Only the number is wanted: how many lines in the data contain "true"?

## BEGIN Stored records

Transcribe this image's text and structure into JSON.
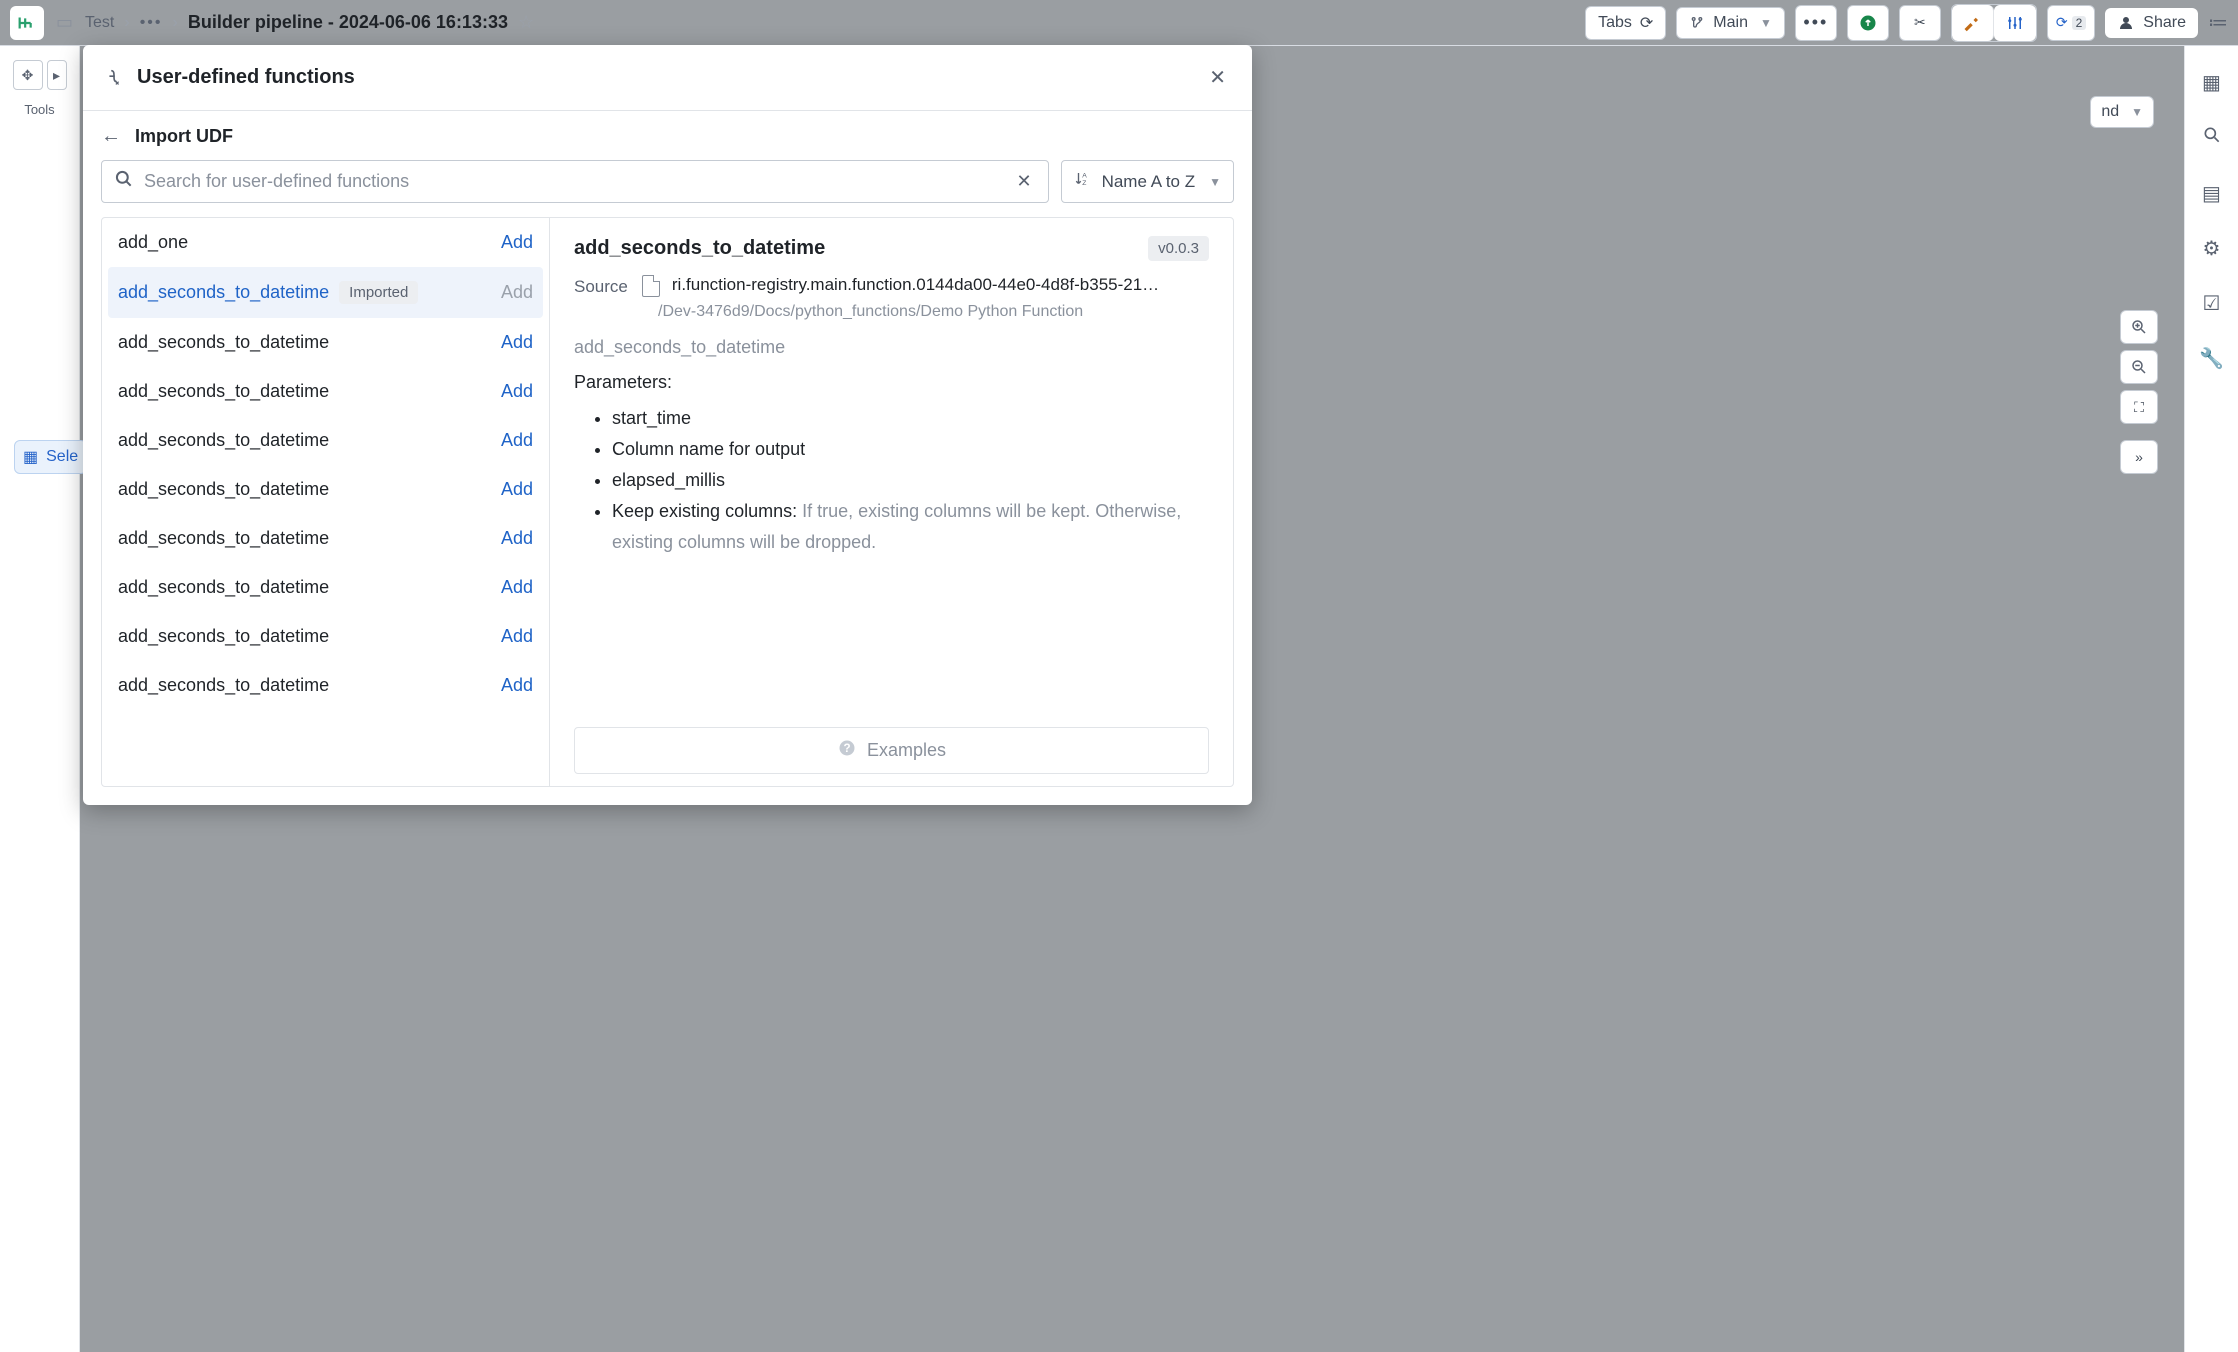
{
  "bg": {
    "breadcrumb_parent": "Test",
    "page_title": "Builder pipeline - 2024-06-06 16:13:33",
    "tabs_label": "Tabs",
    "branch_label": "Main",
    "share_label": "Share",
    "tools_label": "Tools",
    "select_label": "Sele",
    "expand_end_label": "nd",
    "refresh_count": "2"
  },
  "modal": {
    "title": "User-defined functions",
    "sub_title": "Import UDF",
    "search_placeholder": "Search for user-defined functions",
    "sort_label": "Name A to Z"
  },
  "list": [
    {
      "name": "add_one",
      "tag": null,
      "selected": false,
      "add": "Add",
      "muted": false
    },
    {
      "name": "add_seconds_to_datetime",
      "tag": "Imported",
      "selected": true,
      "add": "Add",
      "muted": true
    },
    {
      "name": "add_seconds_to_datetime",
      "tag": null,
      "selected": false,
      "add": "Add",
      "muted": false
    },
    {
      "name": "add_seconds_to_datetime",
      "tag": null,
      "selected": false,
      "add": "Add",
      "muted": false
    },
    {
      "name": "add_seconds_to_datetime",
      "tag": null,
      "selected": false,
      "add": "Add",
      "muted": false
    },
    {
      "name": "add_seconds_to_datetime",
      "tag": null,
      "selected": false,
      "add": "Add",
      "muted": false
    },
    {
      "name": "add_seconds_to_datetime",
      "tag": null,
      "selected": false,
      "add": "Add",
      "muted": false
    },
    {
      "name": "add_seconds_to_datetime",
      "tag": null,
      "selected": false,
      "add": "Add",
      "muted": false
    },
    {
      "name": "add_seconds_to_datetime",
      "tag": null,
      "selected": false,
      "add": "Add",
      "muted": false
    },
    {
      "name": "add_seconds_to_datetime",
      "tag": null,
      "selected": false,
      "add": "Add",
      "muted": false
    }
  ],
  "detail": {
    "title": "add_seconds_to_datetime",
    "version": "v0.0.3",
    "source_label": "Source",
    "source_rid": "ri.function-registry.main.function.0144da00-44e0-4d8f-b355-21…",
    "source_path": "/Dev-3476d9/Docs/python_functions/Demo Python Function",
    "sub_fn": "add_seconds_to_datetime",
    "params_heading": "Parameters:",
    "params": [
      {
        "label": "start_time",
        "desc": ""
      },
      {
        "label": "Column name for output",
        "desc": ""
      },
      {
        "label": "elapsed_millis",
        "desc": ""
      },
      {
        "label": "Keep existing columns:",
        "desc": "If true, existing columns will be kept. Otherwise, existing columns will be dropped."
      }
    ],
    "examples_label": "Examples"
  }
}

## END Stored records

**Exercise answer**
3